[Stored items]
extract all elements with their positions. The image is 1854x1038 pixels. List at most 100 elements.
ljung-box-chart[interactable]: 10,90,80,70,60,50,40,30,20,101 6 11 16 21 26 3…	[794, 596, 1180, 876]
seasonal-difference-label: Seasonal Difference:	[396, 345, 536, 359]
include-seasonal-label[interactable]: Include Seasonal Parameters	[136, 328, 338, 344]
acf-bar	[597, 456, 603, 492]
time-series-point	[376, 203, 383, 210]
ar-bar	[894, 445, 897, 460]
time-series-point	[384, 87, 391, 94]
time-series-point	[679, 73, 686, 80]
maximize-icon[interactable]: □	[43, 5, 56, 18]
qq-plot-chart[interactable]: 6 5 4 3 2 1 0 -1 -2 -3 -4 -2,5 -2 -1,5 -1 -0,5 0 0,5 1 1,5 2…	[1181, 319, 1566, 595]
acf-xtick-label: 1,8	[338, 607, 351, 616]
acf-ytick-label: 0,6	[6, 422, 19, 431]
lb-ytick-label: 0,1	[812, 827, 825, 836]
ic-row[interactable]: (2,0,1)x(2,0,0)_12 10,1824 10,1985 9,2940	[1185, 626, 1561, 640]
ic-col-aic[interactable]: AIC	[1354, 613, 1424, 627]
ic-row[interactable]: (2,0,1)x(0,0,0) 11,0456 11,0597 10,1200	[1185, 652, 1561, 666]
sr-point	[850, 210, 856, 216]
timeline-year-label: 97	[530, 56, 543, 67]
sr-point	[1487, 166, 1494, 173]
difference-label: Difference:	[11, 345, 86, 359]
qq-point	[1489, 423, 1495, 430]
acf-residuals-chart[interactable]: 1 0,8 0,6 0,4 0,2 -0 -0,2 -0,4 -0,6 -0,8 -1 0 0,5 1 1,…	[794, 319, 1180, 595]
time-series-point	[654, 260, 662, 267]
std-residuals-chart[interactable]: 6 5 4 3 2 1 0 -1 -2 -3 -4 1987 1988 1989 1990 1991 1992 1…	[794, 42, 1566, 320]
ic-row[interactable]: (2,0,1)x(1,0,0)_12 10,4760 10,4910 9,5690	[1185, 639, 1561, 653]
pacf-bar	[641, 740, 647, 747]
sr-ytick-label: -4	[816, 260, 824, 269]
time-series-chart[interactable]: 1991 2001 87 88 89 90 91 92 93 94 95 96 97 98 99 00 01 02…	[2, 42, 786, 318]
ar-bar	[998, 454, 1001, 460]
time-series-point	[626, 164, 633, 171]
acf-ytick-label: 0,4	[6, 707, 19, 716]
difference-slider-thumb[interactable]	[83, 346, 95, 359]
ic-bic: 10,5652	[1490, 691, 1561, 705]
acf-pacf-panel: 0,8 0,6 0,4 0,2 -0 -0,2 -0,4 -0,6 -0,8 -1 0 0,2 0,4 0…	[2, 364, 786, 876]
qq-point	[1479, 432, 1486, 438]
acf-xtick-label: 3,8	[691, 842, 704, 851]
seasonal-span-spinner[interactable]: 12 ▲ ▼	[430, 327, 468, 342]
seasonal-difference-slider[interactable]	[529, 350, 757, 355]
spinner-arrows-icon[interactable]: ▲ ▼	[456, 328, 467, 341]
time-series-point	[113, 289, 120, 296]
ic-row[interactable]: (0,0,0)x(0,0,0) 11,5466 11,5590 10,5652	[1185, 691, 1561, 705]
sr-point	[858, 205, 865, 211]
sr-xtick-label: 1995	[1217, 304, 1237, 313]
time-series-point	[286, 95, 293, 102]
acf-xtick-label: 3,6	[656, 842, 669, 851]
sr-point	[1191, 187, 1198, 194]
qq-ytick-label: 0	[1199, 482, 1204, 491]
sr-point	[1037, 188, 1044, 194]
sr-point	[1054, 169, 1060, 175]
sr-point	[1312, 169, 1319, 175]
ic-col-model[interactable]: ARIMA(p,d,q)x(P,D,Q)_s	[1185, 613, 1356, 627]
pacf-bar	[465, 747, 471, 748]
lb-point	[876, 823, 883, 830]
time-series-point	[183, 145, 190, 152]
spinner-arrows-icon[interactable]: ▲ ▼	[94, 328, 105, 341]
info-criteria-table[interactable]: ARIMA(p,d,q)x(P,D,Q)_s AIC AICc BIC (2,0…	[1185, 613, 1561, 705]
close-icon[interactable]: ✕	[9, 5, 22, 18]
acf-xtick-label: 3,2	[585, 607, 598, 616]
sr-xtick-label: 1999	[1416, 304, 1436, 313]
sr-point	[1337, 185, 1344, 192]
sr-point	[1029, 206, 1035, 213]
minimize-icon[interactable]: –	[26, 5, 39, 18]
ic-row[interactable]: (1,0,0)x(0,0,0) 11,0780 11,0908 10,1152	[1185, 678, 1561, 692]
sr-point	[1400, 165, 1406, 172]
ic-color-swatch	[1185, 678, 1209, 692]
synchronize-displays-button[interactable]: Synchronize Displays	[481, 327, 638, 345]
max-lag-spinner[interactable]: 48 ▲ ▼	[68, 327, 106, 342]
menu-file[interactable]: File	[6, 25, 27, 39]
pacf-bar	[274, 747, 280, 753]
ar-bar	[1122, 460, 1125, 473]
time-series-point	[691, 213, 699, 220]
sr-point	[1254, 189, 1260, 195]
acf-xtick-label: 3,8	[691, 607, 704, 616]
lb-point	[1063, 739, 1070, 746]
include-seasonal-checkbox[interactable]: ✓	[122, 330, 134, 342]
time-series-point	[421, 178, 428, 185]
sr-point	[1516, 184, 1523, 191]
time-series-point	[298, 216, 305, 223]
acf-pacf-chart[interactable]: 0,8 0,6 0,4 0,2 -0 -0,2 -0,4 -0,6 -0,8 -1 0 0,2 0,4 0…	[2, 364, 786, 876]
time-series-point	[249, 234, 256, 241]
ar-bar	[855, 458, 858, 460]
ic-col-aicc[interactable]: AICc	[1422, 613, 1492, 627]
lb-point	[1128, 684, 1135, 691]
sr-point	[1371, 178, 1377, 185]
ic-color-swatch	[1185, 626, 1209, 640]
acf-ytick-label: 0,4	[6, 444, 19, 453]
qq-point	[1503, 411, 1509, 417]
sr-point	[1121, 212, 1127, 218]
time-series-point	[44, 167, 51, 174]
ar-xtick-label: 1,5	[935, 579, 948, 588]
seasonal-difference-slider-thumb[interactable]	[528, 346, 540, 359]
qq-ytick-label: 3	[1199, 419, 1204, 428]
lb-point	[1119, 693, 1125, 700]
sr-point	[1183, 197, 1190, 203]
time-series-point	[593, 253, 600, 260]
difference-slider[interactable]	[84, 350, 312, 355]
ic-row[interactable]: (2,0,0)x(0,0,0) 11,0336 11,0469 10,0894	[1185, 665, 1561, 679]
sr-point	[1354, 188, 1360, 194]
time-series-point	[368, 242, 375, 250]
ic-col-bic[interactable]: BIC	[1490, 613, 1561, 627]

- What the task asks -
Please lay out every one of the items above as a Markdown table with the columns Row and Line, numbering each row and skipping any blank lines.

- Written answer -
| Row | Line |
|---|---|
| 1 | extract all elements with their positions. The image is 1854x1038 pixels. List at most 100 elements. |
| 2 | ljung-box-chart[interactable]: 10,90,80,70,60,50,40,30,20,101 6 11 16 21 26 3…	[794, 596, 1180, 876] |
| 3 | seasonal-difference-label: Seasonal Difference:	[396, 345, 536, 359] |
| 4 | include-seasonal-label[interactable]: Include Seasonal Parameters	[136, 328, 338, 344] |
| 5 | acf-bar	[597, 456, 603, 492] |
| 6 | time-series-point	[376, 203, 383, 210] |
| 7 | ar-bar	[894, 445, 897, 460] |
| 8 | time-series-point	[384, 87, 391, 94] |
| 9 | time-series-point	[679, 73, 686, 80] |
| 10 | maximize-icon[interactable]: □	[43, 5, 56, 18] |
| 11 | qq-plot-chart[interactable]: 6 5 4 3 2 1 0 -1 -2 -3 -4 -2,5 -2 -1,5 -1 -0,5 0 0,5 1 1,5 2…	[1181, 319, 1566, 595] |
| 12 | acf-xtick-label: 1,8	[338, 607, 351, 616] |
| 13 | acf-ytick-label: 0,6	[6, 422, 19, 431] |
| 14 | lb-ytick-label: 0,1	[812, 827, 825, 836] |
| 15 | ic-row[interactable]: (2,0,1)x(2,0,0)_12 10,1824 10,1985 9,2940	[1185, 626, 1561, 640] |
| 16 | ic-col-aic[interactable]: AIC	[1354, 613, 1424, 627] |
| 17 | ic-row[interactable]: (2,0,1)x(0,0,0) 11,0456 11,0597 10,1200	[1185, 652, 1561, 666] |
| 18 | sr-point	[850, 210, 856, 216] |
| 19 | timeline-year-label: 97	[530, 56, 543, 67] |
| 20 | sr-point	[1487, 166, 1494, 173] |
| 21 | difference-label: Difference:	[11, 345, 86, 359] |
| 22 | qq-point	[1489, 423, 1495, 430] |
| 23 | acf-residuals-chart[interactable]: 1 0,8 0,6 0,4 0,2 -0 -0,2 -0,4 -0,6 -0,8 -1 0 0,5 1 1,…	[794, 319, 1180, 595] |
| 24 | time-series-point	[654, 260, 662, 267] |
| 25 | std-residuals-chart[interactable]: 6 5 4 3 2 1 0 -1 -2 -3 -4 1987 1988 1989 1990 1991 1992 1…	[794, 42, 1566, 320] |
| 26 | ic-row[interactable]: (2,0,1)x(1,0,0)_12 10,4760 10,4910 9,5690	[1185, 639, 1561, 653] |
| 27 | pacf-bar	[641, 740, 647, 747] |
| 28 | sr-ytick-label: -4	[816, 260, 824, 269] |
| 29 | time-series-chart[interactable]: 1991 2001 87 88 89 90 91 92 93 94 95 96 97 98 99 00 01 02…	[2, 42, 786, 318] |
| 30 | ar-bar	[998, 454, 1001, 460] |
| 31 | time-series-point	[626, 164, 633, 171] |
| 32 | acf-ytick-label: 0,4	[6, 707, 19, 716] |
| 33 | difference-slider-thumb[interactable]	[83, 346, 95, 359] |
| 34 | ic-bic: 10,5652	[1490, 691, 1561, 705] |
| 35 | acf-pacf-panel: 0,8 0,6 0,4 0,2 -0 -0,2 -0,4 -0,6 -0,8 -1 0 0,2 0,4 0…	[2, 364, 786, 876] |
| 36 | qq-point	[1479, 432, 1486, 438] |
| 37 | acf-xtick-label: 3,8	[691, 842, 704, 851] |
| 38 | seasonal-span-spinner[interactable]: 12 ▲ ▼	[430, 327, 468, 342] |
| 39 | seasonal-difference-slider[interactable]	[529, 350, 757, 355] |
| 40 | spinner-arrows-icon[interactable]: ▲ ▼	[456, 328, 467, 341] |
| 41 | time-series-point	[113, 289, 120, 296] |
| 42 | ic-row[interactable]: (0,0,0)x(0,0,0) 11,5466 11,5590 10,5652	[1185, 691, 1561, 705] |
| 43 | sr-point	[858, 205, 865, 211] |
| 44 | sr-xtick-label: 1995	[1217, 304, 1237, 313] |
| 45 | time-series-point	[286, 95, 293, 102] |
| 46 | acf-xtick-label: 3,6	[656, 842, 669, 851] |
| 47 | sr-point	[1191, 187, 1198, 194] |
| 48 | qq-ytick-label: 0	[1199, 482, 1204, 491] |
| 49 | sr-point	[1037, 188, 1044, 194] |
| 50 | sr-point	[1054, 169, 1060, 175] |
| 51 | sr-point	[1312, 169, 1319, 175] |
| 52 | ic-col-model[interactable]: ARIMA(p,d,q)x(P,D,Q)_s	[1185, 613, 1356, 627] |
| 53 | pacf-bar	[465, 747, 471, 748] |
| 54 | lb-point	[876, 823, 883, 830] |
| 55 | time-series-point	[183, 145, 190, 152] |
| 56 | spinner-arrows-icon[interactable]: ▲ ▼	[94, 328, 105, 341] |
| 57 | info-criteria-table[interactable]: ARIMA(p,d,q)x(P,D,Q)_s AIC AICc BIC (2,0…	[1185, 613, 1561, 705] |
| 58 | close-icon[interactable]: ✕	[9, 5, 22, 18] |
| 59 | acf-xtick-label: 3,2	[585, 607, 598, 616] |
| 60 | sr-xtick-label: 1999	[1416, 304, 1436, 313] |
| 61 | sr-point	[1337, 185, 1344, 192] |
| 62 | sr-point	[1029, 206, 1035, 213] |
| 63 | minimize-icon[interactable]: –	[26, 5, 39, 18] |
| 64 | ic-row[interactable]: (1,0,0)x(0,0,0) 11,0780 11,0908 10,1152	[1185, 678, 1561, 692] |
| 65 | sr-point	[1400, 165, 1406, 172] |
| 66 | ic-color-swatch	[1185, 678, 1209, 692] |
| 67 | synchronize-displays-button[interactable]: Synchronize Displays	[481, 327, 638, 345] |
| 68 | max-lag-spinner[interactable]: 48 ▲ ▼	[68, 327, 106, 342] |
| 69 | menu-file[interactable]: File	[6, 25, 27, 39] |
| 70 | pacf-bar	[274, 747, 280, 753] |
| 71 | ar-bar	[1122, 460, 1125, 473] |
| 72 | time-series-point	[691, 213, 699, 220] |
| 73 | sr-point	[1254, 189, 1260, 195] |
| 74 | acf-xtick-label: 3,8	[691, 607, 704, 616] |
| 75 | lb-point	[1063, 739, 1070, 746] |
| 76 | include-seasonal-checkbox[interactable]: ✓	[122, 330, 134, 342] |
| 77 | time-series-point	[421, 178, 428, 185] |
| 78 | sr-point	[1516, 184, 1523, 191] |
| 79 | time-series-point	[298, 216, 305, 223] |
| 80 | acf-pacf-chart[interactable]: 0,8 0,6 0,4 0,2 -0 -0,2 -0,4 -0,6 -0,8 -1 0 0,2 0,4 0…	[2, 364, 786, 876] |
| 81 | time-series-point	[249, 234, 256, 241] |
| 82 | ar-bar	[855, 458, 858, 460] |
| 83 | ic-col-aicc[interactable]: AICc	[1422, 613, 1492, 627] |
| 84 | lb-point	[1128, 684, 1135, 691] |
| 85 | sr-point	[1371, 178, 1377, 185] |
| 86 | ic-color-swatch	[1185, 626, 1209, 640] |
| 87 | acf-ytick-label: 0,4	[6, 444, 19, 453] |
| 88 | qq-point	[1503, 411, 1509, 417] |
| 89 | sr-point	[1121, 212, 1127, 218] |
| 90 | time-series-point	[44, 167, 51, 174] |
| 91 | ar-xtick-label: 1,5	[935, 579, 948, 588] |
| 92 | seasonal-difference-slider-thumb[interactable]	[528, 346, 540, 359] |
| 93 | qq-ytick-label: 3	[1199, 419, 1204, 428] |
| 94 | lb-point	[1119, 693, 1125, 700] |
| 95 | sr-point	[1183, 197, 1190, 203] |
| 96 | time-series-point	[593, 253, 600, 260] |
| 97 | difference-slider[interactable]	[84, 350, 312, 355] |
| 98 | ic-row[interactable]: (2,0,0)x(0,0,0) 11,0336 11,0469 10,0894	[1185, 665, 1561, 679] |
| 99 | sr-point	[1354, 188, 1360, 194] |
| 100 | time-series-point	[368, 242, 375, 250] |
| 101 | ic-col-bic[interactable]: BIC	[1490, 613, 1561, 627] |